WORK TO DO
Wherever the word "content" shows up in a line, please copy that line.

MATERIAL SUPPLIED
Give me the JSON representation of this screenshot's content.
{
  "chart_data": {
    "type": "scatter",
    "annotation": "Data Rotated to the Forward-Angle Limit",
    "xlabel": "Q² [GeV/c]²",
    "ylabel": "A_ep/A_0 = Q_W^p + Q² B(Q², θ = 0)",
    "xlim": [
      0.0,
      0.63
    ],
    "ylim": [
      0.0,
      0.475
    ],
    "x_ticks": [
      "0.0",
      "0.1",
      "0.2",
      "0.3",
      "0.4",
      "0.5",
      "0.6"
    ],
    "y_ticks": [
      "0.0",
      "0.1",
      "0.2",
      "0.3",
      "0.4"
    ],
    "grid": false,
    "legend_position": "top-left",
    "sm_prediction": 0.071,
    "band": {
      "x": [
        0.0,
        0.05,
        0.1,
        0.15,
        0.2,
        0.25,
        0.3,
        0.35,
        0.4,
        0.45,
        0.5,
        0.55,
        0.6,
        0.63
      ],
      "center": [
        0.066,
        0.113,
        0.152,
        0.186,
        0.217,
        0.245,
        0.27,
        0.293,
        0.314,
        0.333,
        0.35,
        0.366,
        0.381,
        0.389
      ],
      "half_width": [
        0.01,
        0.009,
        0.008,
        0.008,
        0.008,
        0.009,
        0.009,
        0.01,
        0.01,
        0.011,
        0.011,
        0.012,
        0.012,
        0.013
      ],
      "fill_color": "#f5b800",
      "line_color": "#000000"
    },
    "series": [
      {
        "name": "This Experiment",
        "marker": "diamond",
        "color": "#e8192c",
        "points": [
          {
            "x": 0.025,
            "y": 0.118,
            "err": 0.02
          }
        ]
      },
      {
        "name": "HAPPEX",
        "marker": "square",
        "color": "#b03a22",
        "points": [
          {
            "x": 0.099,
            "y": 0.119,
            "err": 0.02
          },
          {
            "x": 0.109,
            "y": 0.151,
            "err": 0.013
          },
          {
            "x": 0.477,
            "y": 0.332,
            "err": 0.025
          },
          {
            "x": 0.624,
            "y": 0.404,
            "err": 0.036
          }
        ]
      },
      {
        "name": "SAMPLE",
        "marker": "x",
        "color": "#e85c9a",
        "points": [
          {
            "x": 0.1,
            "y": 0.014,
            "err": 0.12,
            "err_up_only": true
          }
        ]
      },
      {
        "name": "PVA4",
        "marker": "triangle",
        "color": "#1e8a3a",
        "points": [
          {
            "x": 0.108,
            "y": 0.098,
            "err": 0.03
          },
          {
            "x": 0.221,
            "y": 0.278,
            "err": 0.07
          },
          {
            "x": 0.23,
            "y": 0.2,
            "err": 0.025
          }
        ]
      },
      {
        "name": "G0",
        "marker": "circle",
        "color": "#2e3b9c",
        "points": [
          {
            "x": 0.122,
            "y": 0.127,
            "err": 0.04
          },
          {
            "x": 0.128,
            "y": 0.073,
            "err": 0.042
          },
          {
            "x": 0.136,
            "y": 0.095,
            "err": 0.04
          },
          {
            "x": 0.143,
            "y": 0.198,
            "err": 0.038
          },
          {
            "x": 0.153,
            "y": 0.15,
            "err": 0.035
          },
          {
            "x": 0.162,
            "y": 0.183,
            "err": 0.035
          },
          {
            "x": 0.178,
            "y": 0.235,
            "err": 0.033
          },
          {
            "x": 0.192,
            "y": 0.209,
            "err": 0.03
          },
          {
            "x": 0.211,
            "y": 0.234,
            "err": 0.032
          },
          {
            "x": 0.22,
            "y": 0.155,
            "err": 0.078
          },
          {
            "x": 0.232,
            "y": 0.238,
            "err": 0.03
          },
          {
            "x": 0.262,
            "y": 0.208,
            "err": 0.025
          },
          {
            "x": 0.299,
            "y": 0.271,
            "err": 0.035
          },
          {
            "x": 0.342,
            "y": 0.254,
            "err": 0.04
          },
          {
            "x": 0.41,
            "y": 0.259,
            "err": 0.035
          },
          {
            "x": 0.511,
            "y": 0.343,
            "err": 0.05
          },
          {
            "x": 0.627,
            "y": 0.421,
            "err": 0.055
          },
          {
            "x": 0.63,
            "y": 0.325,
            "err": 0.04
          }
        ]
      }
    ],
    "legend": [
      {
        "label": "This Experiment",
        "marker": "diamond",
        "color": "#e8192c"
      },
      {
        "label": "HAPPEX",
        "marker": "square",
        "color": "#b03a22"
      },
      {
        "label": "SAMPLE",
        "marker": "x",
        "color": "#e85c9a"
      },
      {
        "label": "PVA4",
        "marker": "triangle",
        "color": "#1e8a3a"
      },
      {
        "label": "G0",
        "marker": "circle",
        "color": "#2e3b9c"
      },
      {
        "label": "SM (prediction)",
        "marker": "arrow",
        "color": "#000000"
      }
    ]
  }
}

...

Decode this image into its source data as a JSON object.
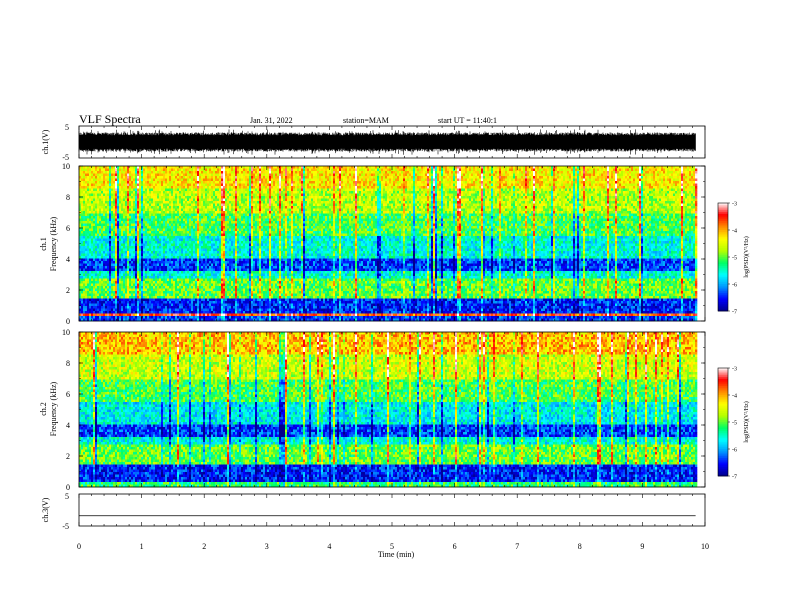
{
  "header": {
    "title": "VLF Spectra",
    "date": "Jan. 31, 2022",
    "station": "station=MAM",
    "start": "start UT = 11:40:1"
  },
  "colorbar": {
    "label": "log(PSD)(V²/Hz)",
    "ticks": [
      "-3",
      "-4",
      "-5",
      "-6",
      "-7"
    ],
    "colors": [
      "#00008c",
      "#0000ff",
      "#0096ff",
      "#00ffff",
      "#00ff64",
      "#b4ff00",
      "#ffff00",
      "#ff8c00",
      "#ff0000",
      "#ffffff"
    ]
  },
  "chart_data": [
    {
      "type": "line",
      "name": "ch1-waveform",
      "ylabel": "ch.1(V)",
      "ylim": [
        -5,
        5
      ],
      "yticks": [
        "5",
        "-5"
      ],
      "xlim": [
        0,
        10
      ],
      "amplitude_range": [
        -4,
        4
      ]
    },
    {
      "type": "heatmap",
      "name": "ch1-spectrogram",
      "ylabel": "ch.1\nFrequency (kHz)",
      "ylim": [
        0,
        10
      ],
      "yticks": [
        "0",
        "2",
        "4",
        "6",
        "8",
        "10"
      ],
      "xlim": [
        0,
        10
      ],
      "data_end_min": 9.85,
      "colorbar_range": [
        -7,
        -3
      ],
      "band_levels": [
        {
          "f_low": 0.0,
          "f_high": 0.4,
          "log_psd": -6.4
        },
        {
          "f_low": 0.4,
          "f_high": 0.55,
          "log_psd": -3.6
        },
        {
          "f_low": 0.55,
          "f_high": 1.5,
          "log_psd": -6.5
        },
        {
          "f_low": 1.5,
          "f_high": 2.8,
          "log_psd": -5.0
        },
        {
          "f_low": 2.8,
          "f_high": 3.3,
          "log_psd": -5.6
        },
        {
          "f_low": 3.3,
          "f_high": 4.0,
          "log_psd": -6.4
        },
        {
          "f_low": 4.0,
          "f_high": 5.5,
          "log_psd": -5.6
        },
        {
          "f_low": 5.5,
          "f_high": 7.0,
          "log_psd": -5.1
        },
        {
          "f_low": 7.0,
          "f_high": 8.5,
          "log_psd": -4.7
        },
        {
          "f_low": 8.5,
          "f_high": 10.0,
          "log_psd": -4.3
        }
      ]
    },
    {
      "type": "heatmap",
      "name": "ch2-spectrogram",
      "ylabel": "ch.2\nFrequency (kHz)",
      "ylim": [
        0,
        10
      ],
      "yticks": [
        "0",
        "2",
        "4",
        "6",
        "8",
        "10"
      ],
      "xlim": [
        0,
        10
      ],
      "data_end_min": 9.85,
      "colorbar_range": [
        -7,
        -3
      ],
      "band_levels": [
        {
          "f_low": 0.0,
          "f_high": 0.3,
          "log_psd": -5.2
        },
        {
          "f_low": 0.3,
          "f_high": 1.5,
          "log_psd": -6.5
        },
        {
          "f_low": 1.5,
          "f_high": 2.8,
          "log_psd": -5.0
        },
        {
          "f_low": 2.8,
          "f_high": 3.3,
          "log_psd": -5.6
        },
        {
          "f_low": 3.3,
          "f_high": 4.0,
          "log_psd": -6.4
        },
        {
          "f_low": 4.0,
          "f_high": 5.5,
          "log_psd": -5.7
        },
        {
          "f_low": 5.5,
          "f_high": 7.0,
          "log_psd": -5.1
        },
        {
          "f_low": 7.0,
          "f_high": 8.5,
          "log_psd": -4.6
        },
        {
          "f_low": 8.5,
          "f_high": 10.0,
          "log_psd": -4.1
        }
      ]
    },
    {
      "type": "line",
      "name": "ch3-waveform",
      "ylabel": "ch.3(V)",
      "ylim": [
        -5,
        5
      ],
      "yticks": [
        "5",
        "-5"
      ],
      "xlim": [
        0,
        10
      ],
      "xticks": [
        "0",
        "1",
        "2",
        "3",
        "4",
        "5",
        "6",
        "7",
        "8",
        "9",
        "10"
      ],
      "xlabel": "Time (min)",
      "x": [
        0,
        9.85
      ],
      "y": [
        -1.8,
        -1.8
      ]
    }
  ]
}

* * *

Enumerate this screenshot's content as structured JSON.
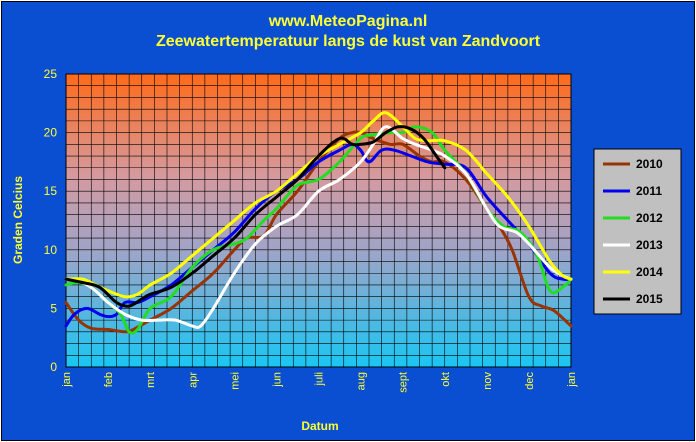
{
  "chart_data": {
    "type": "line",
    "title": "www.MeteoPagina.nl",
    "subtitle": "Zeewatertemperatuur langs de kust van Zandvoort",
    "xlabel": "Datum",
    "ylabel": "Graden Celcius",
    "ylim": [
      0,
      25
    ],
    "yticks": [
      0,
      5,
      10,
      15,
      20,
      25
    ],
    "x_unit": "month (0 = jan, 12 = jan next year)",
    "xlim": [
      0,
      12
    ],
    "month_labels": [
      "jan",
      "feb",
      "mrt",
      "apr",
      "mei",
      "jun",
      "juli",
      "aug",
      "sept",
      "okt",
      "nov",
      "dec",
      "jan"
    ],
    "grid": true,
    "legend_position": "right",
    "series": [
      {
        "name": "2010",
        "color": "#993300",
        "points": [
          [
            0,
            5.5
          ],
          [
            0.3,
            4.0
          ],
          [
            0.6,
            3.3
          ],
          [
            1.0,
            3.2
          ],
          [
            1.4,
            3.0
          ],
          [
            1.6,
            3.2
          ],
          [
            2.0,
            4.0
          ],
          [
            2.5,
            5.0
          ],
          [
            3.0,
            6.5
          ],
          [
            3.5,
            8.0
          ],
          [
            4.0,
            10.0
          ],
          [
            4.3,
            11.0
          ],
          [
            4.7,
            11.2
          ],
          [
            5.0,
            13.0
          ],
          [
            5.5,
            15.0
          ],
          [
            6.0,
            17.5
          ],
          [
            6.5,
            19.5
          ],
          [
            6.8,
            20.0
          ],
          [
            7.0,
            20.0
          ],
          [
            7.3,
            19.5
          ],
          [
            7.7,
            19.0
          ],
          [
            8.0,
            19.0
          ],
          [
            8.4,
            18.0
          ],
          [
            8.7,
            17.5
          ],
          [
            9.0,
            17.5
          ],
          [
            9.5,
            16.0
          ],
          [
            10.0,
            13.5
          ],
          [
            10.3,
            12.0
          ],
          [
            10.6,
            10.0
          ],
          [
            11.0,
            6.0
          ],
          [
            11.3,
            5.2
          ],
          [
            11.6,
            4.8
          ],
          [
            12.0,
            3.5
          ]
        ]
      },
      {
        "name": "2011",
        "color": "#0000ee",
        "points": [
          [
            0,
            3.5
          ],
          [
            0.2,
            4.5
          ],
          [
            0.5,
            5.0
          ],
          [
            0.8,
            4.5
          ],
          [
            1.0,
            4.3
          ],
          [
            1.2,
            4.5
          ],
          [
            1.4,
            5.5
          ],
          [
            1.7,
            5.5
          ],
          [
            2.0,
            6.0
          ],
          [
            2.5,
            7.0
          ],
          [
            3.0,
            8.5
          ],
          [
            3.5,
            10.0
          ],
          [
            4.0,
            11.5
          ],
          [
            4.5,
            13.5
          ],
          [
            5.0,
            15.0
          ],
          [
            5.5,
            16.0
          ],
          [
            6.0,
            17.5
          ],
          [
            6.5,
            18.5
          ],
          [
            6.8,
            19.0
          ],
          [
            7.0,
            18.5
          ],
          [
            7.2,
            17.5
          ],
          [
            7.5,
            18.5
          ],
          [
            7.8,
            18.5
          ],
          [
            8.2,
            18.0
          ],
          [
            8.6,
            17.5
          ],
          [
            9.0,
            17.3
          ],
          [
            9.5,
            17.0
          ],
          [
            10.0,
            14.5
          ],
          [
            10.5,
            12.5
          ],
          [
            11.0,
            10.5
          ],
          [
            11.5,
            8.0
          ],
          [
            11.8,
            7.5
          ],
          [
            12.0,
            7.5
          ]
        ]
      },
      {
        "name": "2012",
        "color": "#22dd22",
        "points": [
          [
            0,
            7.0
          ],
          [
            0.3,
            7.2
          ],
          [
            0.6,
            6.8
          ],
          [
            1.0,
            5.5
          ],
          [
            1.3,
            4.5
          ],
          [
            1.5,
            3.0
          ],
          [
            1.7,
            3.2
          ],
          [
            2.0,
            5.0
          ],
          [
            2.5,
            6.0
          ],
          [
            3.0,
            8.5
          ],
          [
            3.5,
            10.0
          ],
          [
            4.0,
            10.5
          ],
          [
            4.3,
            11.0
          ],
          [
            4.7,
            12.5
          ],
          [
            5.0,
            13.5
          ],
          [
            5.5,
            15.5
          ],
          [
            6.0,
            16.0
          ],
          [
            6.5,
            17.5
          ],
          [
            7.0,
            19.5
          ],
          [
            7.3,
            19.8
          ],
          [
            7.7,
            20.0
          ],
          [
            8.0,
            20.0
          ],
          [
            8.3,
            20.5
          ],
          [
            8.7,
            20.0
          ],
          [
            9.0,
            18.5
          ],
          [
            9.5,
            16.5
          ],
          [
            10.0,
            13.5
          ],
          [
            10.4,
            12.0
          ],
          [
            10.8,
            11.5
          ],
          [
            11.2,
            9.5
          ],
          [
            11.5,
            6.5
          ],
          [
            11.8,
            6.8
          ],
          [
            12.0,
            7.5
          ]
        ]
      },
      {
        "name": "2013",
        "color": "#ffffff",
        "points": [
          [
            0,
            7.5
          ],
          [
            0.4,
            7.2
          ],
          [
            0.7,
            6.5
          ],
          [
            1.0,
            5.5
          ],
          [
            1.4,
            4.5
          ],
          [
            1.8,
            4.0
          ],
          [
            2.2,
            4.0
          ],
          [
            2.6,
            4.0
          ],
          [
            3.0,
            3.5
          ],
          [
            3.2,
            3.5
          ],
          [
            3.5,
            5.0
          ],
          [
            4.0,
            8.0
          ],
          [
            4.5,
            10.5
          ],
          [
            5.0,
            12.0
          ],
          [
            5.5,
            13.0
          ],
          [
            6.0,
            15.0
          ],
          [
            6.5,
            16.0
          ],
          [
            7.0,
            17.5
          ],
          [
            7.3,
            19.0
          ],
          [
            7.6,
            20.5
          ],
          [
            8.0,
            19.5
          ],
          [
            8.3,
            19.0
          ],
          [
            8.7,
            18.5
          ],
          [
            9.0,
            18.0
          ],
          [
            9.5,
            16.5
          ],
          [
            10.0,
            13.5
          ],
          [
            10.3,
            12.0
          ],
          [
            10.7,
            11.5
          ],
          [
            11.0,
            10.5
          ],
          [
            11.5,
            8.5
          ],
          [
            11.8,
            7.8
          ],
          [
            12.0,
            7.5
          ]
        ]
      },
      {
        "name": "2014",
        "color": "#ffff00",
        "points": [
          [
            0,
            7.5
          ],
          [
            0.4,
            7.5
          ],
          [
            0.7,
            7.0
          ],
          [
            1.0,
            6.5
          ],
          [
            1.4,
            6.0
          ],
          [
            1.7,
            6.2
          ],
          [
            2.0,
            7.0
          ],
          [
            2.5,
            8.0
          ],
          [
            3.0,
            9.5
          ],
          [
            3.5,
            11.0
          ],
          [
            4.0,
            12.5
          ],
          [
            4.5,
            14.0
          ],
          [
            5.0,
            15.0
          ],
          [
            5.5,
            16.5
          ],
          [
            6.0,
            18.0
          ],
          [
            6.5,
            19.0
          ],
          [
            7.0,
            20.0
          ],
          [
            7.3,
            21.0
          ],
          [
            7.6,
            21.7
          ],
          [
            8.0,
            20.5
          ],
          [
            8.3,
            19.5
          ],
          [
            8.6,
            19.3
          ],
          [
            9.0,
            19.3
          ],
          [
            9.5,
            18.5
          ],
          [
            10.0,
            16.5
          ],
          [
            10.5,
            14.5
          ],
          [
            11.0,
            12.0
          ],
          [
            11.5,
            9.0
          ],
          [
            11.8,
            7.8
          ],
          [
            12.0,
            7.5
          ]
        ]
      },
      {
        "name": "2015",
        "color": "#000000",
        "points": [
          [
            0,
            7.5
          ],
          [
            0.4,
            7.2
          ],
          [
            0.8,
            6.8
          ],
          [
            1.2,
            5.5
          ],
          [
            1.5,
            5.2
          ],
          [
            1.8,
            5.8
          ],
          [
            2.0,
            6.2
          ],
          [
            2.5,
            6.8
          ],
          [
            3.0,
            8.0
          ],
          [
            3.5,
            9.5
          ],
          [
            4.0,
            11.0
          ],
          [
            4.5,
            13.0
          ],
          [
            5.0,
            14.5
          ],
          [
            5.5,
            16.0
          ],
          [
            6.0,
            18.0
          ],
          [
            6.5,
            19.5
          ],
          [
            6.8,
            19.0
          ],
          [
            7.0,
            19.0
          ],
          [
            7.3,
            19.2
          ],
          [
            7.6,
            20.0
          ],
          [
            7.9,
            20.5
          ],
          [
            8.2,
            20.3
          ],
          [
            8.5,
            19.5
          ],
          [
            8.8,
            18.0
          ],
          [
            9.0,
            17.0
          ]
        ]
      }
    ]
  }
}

SOLUTION TO THIS EXERCISE
Give me the JSON representation of this screenshot's content.
Enumerate this screenshot's content as structured JSON.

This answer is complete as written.